Records from a collection:
- - -

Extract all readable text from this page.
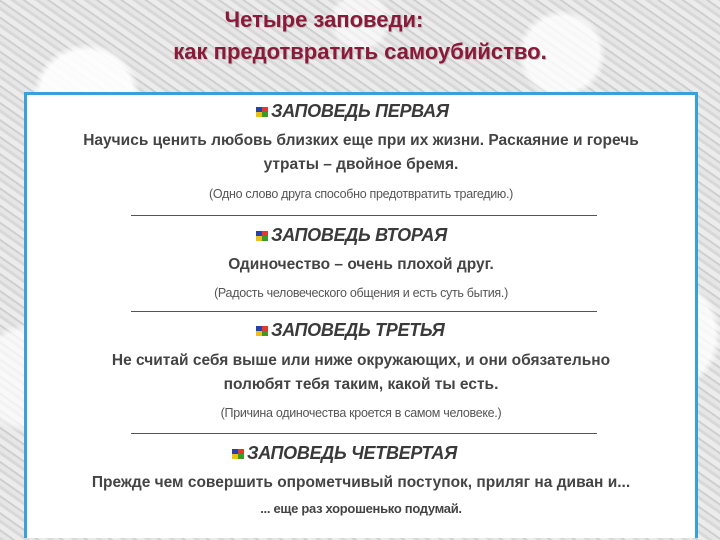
Четыре заповеди:
как предотвратить самоубийство.
ЗАПОВЕДЬ ПЕРВАЯ
Научись ценить любовь близких еще при их жизни. Раскаяние и горечь
утраты – двойное бремя.
(Одно слово друга способно предотвратить трагедию.)
ЗАПОВЕДЬ ВТОРАЯ
Одиночество – очень плохой друг.
(Радость человеческого общения и есть суть бытия.)
ЗАПОВЕДЬ ТРЕТЬЯ
Не считай себя выше или ниже окружающих, и они обязательно
полюбят тебя таким, какой ты есть.
(Причина одиночества кроется в самом человеке.)
ЗАПОВЕДЬ ЧЕТВЕРТАЯ
Прежде чем совершить опрометчивый поступок, приляг на диван и...
... еще раз хорошенько подумай.
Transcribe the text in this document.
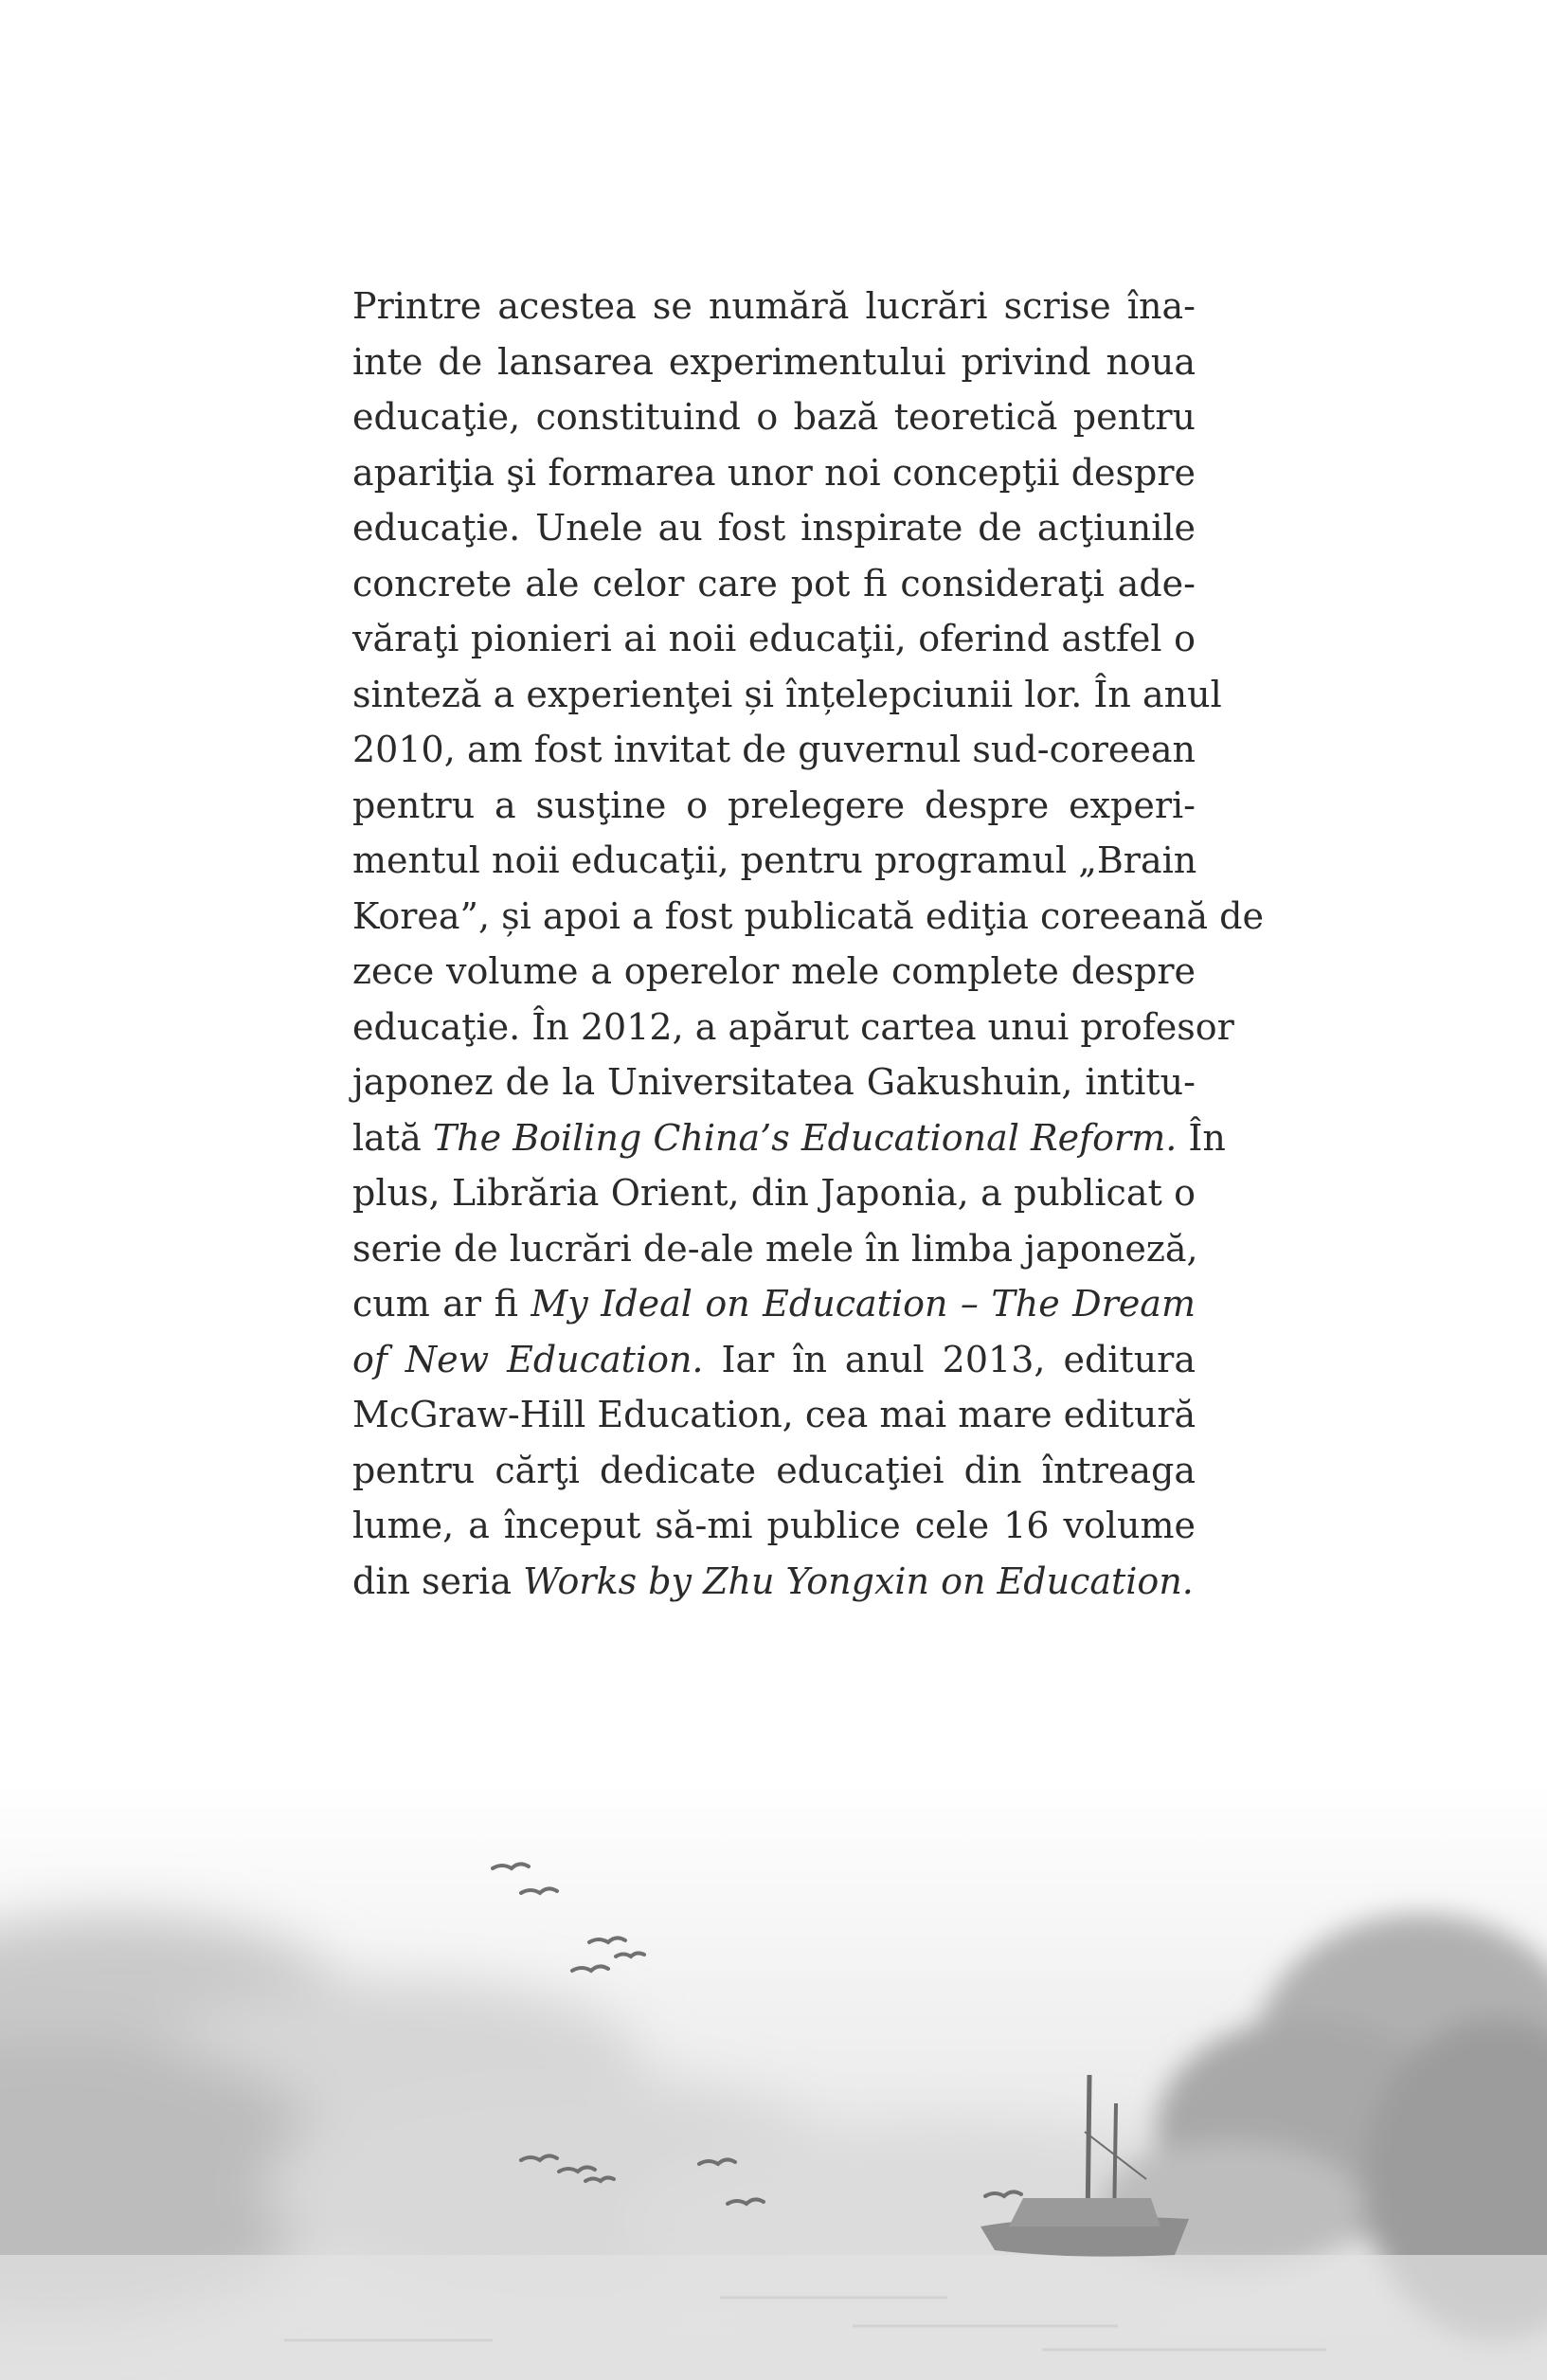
Printre acestea se numără lucrări scrise îna-
inte de lansarea experimentului privind noua
educaţie, constituind o bază teoretică pentru
apariţia şi formarea unor noi concepţii despre
educaţie. Unele au fost inspirate de acţiunile
concrete ale celor care pot fi consideraţi ade-
văraţi pionieri ai noii educaţii, oferind astfel o
sinteză a experienţei și înțelepciunii lor. În anul
2010, am fost invitat de guvernul sud-coreean
pentru a susţine o prelegere despre experi-
mentul noii educaţii, pentru programul „Brain
Korea”, și apoi a fost publicată ediţia coreeană de
zece volume a operelor mele complete despre
educaţie. În 2012, a apărut cartea unui profesor
japonez de la Universitatea Gakushuin, intitu-
lată The Boiling China’s Educational Reform. În
plus, Librăria Orient, din Japonia, a publicat o
serie de lucrări de-ale mele în limba japoneză,
cum ar fi My Ideal on Education – The Dream
of New Education. Iar în anul 2013, editura
McGraw-Hill Education, cea mai mare editură
pentru cărţi dedicate educaţiei din întreaga
lume, a început să-mi publice cele 16 volume
din seria Works by Zhu Yongxin on Education.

- - -

Quote each line of the listing exactly, but leave the pictures out.

= TASK OUTPUT =
Extract all readable text from this page.
Четыре заповеди:
как предотвратить самоубийство.
ЗАПОВЕДЬ ПЕРВАЯ
Научись ценить любовь близких еще при их жизни. Раскаяние и горечь
утраты – двойное бремя.
(Одно слово друга способно предотвратить трагедию.)
ЗАПОВЕДЬ ВТОРАЯ
Одиночество – очень плохой друг.
(Радость человеческого общения и есть суть бытия.)
ЗАПОВЕДЬ ТРЕТЬЯ
Не считай себя выше или ниже окружающих, и они обязательно
полюбят тебя таким, какой ты есть.
(Причина одиночества кроется в самом человеке.)
ЗАПОВЕДЬ ЧЕТВЕРТАЯ
Прежде чем совершить опрометчивый поступок, приляг на диван и...
... еще раз хорошенько подумай.
Transcribe the text in this document.
Printre acestea se numără lucrări scrise îna-
inte de lansarea experimentului privind noua
educaţie, constituind o bază teoretică pentru
apariţia şi formarea unor noi concepţii despre
educaţie. Unele au fost inspirate de acţiunile
concrete ale celor care pot fi consideraţi ade-
văraţi pionieri ai noii educaţii, oferind astfel o
sinteză a experienţei și înțelepciunii lor. În anul
2010, am fost invitat de guvernul sud-coreean
pentru a susţine o prelegere despre experi-
mentul noii educaţii, pentru programul „Brain
Korea”, și apoi a fost publicată ediţia coreeană de
zece volume a operelor mele complete despre
educaţie. În 2012, a apărut cartea unui profesor
japonez de la Universitatea Gakushuin, intitu-
lată The Boiling China’s Educational Reform. În
plus, Librăria Orient, din Japonia, a publicat o
serie de lucrări de-ale mele în limba japoneză,
cum ar fi My Ideal on Education – The Dream
of New Education. Iar în anul 2013, editura
McGraw-Hill Education, cea mai mare editură
pentru cărţi dedicate educaţiei din întreaga
lume, a început să-mi publice cele 16 volume
din seria Works by Zhu Yongxin on Education.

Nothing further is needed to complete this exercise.